▶ [SOURCE EXTRACT]:
By this time, the automatic sensor on the back of the toilet is so confused that it flushes, propelling a stream of water like a fire hose against the inside of the bowl that sprays a fine mist of water that covers your butt and runs down your legs and into your shoes. The flush somehow sucks everything down with such force that you grab onto the empty toilet paper dispenser for fear of being dragged in too.

At this point, you give up. You're soaked by the spewing water and the wet toilet seat. You're exhausted. You try to wipe with a gum wrapper you found in your pocket and then slink out inconspicuously to the sinks.

You can't figure out how to operate the faucets with the automatic sensors, so you wipe your hands with spit and a dry paper towel and walk past the line of women still waiting.

You are no longer able to smile politely to them. A kind soul at the very end of the line points out a piece of toilet paper trailing from your shoe. (Where was that when you NEEDED it??) You yank the paper from your shoe, plunk it in the woman's hand and tell her warmly, "Here, you just might need this."

▶ [INFORMATION PROVIDED]:
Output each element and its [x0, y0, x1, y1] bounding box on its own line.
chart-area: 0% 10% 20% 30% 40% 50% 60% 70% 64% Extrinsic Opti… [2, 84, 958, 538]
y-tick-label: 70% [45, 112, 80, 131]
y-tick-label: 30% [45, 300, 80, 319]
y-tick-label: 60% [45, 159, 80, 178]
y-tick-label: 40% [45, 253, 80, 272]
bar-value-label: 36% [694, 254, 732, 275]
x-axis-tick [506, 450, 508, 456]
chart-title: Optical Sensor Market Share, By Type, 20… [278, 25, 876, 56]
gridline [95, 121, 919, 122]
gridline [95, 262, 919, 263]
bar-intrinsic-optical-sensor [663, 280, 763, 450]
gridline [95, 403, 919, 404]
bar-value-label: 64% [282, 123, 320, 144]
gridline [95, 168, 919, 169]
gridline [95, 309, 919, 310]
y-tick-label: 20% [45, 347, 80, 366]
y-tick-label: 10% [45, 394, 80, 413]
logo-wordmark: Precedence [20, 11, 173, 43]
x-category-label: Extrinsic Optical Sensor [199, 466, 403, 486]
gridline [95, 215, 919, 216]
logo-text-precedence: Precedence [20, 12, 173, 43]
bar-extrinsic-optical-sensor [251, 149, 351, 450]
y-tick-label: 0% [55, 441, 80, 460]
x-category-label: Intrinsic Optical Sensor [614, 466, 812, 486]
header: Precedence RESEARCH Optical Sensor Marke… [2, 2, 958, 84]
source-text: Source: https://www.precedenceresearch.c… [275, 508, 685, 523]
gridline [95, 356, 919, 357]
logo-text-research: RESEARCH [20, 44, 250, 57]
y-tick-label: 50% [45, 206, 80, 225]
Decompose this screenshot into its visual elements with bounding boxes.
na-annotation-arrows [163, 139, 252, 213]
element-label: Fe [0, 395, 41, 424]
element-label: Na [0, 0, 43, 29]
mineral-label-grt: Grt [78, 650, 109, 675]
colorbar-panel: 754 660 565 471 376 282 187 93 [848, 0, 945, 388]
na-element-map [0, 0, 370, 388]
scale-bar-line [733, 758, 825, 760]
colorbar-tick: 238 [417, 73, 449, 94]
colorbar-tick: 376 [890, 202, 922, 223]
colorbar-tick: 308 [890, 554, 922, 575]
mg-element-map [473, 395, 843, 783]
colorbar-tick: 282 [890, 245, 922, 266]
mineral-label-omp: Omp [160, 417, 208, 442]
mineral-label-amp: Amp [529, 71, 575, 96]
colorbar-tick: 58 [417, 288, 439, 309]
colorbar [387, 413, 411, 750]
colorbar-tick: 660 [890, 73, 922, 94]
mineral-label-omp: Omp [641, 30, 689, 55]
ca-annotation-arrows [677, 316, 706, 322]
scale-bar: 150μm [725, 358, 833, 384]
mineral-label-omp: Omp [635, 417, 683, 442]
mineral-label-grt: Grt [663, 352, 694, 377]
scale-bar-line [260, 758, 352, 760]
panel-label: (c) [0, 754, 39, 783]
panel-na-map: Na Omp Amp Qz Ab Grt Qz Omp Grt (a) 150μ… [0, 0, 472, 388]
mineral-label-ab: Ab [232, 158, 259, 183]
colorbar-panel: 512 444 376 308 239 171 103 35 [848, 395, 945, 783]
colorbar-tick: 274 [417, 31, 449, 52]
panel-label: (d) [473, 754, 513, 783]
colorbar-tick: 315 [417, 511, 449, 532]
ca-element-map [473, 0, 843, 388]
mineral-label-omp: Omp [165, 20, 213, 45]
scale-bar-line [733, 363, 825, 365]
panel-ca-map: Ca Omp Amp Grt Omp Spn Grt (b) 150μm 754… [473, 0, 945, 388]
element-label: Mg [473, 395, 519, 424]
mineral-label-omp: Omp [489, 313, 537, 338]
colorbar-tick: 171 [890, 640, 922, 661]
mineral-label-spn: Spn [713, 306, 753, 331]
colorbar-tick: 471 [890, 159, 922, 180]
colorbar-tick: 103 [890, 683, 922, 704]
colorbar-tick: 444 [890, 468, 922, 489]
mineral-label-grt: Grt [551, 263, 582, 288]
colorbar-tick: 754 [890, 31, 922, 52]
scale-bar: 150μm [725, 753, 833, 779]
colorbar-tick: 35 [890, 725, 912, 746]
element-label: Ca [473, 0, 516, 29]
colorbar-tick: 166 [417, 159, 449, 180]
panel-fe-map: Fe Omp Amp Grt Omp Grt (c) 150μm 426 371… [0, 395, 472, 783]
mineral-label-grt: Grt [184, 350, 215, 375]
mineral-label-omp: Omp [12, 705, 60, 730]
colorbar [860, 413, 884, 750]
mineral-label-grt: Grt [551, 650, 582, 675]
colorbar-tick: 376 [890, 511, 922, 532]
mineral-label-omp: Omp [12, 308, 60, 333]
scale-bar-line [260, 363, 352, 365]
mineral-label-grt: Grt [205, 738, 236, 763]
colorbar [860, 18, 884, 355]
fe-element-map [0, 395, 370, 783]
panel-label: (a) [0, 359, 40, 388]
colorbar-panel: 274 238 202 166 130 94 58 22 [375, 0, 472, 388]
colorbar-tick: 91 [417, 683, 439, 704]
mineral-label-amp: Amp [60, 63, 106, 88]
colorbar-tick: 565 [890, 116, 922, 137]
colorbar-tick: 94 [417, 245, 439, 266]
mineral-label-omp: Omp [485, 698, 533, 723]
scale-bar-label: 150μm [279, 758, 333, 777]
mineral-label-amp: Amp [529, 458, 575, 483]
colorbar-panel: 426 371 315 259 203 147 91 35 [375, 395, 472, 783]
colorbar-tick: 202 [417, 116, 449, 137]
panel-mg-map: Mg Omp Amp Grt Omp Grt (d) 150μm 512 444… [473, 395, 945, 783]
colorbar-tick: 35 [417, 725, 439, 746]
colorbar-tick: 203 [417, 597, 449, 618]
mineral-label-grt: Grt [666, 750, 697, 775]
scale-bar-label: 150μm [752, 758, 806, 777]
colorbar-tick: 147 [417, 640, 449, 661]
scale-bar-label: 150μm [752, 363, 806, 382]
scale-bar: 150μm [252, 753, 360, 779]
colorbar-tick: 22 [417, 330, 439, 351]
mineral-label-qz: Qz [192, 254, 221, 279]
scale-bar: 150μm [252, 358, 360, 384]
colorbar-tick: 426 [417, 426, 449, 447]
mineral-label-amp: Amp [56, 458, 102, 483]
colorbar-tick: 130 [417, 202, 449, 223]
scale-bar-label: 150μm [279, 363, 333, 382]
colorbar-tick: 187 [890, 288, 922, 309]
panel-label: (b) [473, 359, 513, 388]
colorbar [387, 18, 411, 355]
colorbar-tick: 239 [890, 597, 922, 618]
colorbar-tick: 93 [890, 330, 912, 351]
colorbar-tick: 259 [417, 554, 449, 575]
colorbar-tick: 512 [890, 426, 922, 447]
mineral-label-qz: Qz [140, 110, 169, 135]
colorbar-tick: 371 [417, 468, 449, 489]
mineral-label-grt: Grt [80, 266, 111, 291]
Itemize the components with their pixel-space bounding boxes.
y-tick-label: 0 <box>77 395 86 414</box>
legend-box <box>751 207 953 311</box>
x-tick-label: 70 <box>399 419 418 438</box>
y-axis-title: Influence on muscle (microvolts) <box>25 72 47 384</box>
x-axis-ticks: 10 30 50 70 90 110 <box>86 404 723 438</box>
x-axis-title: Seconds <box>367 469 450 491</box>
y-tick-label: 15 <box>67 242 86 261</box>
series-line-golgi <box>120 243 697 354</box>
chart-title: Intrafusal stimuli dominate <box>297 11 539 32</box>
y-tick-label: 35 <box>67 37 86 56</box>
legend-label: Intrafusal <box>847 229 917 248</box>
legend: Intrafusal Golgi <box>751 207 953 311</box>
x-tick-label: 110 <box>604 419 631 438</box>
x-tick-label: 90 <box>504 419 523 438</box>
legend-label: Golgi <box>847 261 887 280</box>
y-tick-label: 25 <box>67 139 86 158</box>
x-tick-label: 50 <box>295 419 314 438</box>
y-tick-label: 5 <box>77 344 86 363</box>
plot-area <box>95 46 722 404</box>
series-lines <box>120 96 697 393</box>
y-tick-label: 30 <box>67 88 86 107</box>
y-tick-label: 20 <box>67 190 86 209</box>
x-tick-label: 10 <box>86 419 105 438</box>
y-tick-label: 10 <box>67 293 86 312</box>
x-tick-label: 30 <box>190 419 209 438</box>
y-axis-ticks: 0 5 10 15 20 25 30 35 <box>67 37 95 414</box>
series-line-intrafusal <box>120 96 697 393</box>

▶ [REQUIRED TASKS]:
1/ Repeat the restroom passage word for word from "By this time, the" up to and including "women still waiting.".
2/ Proceed with the restroom passage, picking up right after its final sentence.
The listing above was drawn from a different source than the restroom passage.

▶ [RESULTS OF THE EXERCISE]:
1/
By this time, the automatic sensor on the back of the toilet is so confused that it flushes, propelling a stream of water like a fire hose against the inside of the bowl that sprays a fine mist of water that covers your butt and runs down your legs and into your shoes. The flush somehow sucks everything down with such force that you grab onto the empty toilet paper dispenser for fear of being dragged in too.

At this point, you give up. You're soaked by the spewing water and the wet toilet seat. You're exhausted. You try to wipe with a gum wrapper you found in your pocket and then slink out inconspicuously to the sinks.

You can't figure out how to operate the faucets with the automatic sensors, so you wipe your hands with spit and a dry paper towel and walk past the line of women still waiting.

2/
As you exit, you spot your hubby, who has long since entered, used, and left the men's restroom. Annoyed, he asks, "What took you so long, and why is your purse hanging around your neck?"

This is dedicated to women everywhere who deal with a public restrooms (rest??? you've GOT to be kidding!!). It finally explains to the men what really does take us so long. It also answers their other commonly asked questions about why women go to the restroom in pairs. It's so the other gal can hold the door, hang onto your purse and hand you Kleenex under the door!

This HAD to be written by a woman! No one else could describe it so accurately!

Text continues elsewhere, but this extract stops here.